→ SHORT PROBLEM
Repeat all of the material below exactly as written, images excluded.
== RECORDS FOR THIS EXERCISE ==
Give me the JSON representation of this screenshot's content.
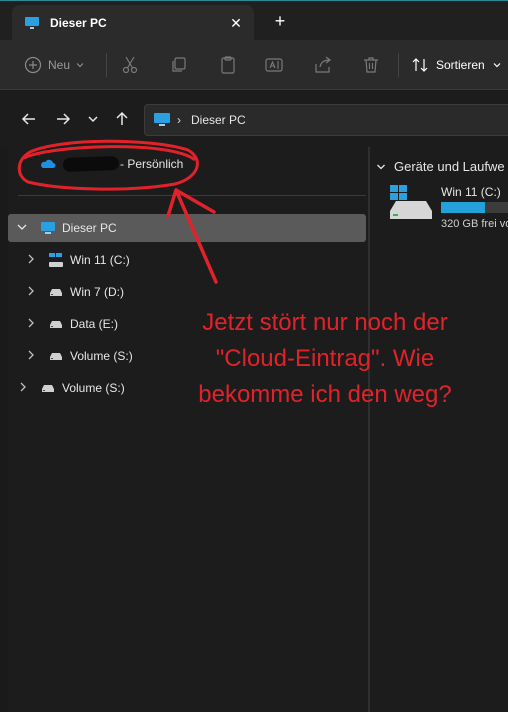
{
  "tab": {
    "title": "Dieser PC",
    "close_glyph": "✕",
    "new_glyph": "+"
  },
  "toolbar": {
    "new_label": "Neu",
    "sort_label": "Sortieren"
  },
  "address": {
    "path": "Dieser PC",
    "separator": "›"
  },
  "nav": {
    "onedrive_suffix": "- Persönlich",
    "items": [
      {
        "label": "Dieser PC"
      },
      {
        "label": "Win 11 (C:)"
      },
      {
        "label": "Win 7 (D:)"
      },
      {
        "label": "Data (E:)"
      },
      {
        "label": "Volume (S:)"
      },
      {
        "label": "Volume (S:)"
      }
    ]
  },
  "content": {
    "group_header": "Geräte und Laufwe",
    "drive": {
      "name": "Win 11 (C:)",
      "free_text": "320 GB frei vo",
      "used_fraction": 0.55
    }
  },
  "annotation": {
    "lines": [
      "Jetzt stört nur noch der",
      "\"Cloud-Eintrag\". Wie",
      "bekomme ich den weg?"
    ]
  },
  "colors": {
    "accent": "#26a0da",
    "annotation_red": "#e2222a",
    "selected_bg": "#5a5a5a"
  }
}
===
→ SOLUTION TO THIS PROBLEM
Give me the JSON representation of this screenshot's content.
{
  "tab": {
    "title": "Dieser PC",
    "close_glyph": "✕",
    "new_glyph": "+"
  },
  "toolbar": {
    "new_label": "Neu",
    "sort_label": "Sortieren"
  },
  "address": {
    "path": "Dieser PC",
    "separator": "›"
  },
  "nav": {
    "onedrive_suffix": "- Persönlich",
    "items": [
      {
        "label": "Dieser PC"
      },
      {
        "label": "Win 11 (C:)"
      },
      {
        "label": "Win 7 (D:)"
      },
      {
        "label": "Data (E:)"
      },
      {
        "label": "Volume (S:)"
      },
      {
        "label": "Volume (S:)"
      }
    ]
  },
  "content": {
    "group_header": "Geräte und Laufwe",
    "drive": {
      "name": "Win 11 (C:)",
      "free_text": "320 GB frei vo",
      "used_fraction": 0.55
    }
  },
  "annotation": {
    "lines": [
      "Jetzt stört nur noch der",
      "\"Cloud-Eintrag\". Wie",
      "bekomme ich den weg?"
    ]
  },
  "colors": {
    "accent": "#26a0da",
    "annotation_red": "#e2222a",
    "selected_bg": "#5a5a5a"
  }
}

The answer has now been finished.